··· Stored rows
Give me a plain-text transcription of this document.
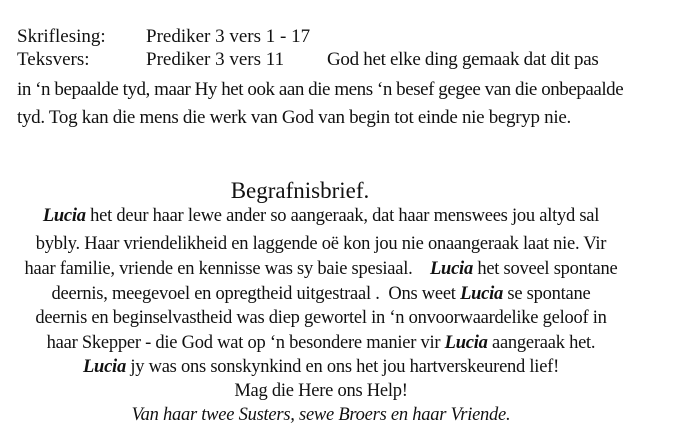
Skriflesing: Prediker 3 vers 1 - 17
Teksvers:	Prediker 3 vers 11 God het elke ding gemaak dat dit pas
in ‘n bepaalde tyd, maar Hy het ook aan die mens ‘n besef gegee van die onbepaalde
tyd. Tog kan die mens die werk van God van begin tot einde nie begryp nie.
Begrafnisbrief.
Lucia het deur haar lewe ander so aangeraak, dat haar menswees jou altyd sal
bybly. Haar vriendelikheid en laggende oë kon jou nie onaangeraak laat nie. Vir
haar familie, vriende en kennisse was sy baie spesiaal.    Lucia het soveel spontane
deernis, meegevoel en opregtheid uitgestraal .  Ons weet Lucia se spontane
deernis en beginselvastheid was diep gewortel in ‘n onvoorwaardelike geloof in
haar Skepper - die God wat op ‘n besondere manier vir Lucia aangeraak het.
Lucia jy was ons sonskynkind en ons het jou hartverskeurend lief!
Mag die Here ons Help!
Van haar twee Susters, sewe Broers en haar Vriende.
······
Task prompt — Work through the records line by line and tally those holding "Prediker". Reply with the number alone.

Result of this exercise — 2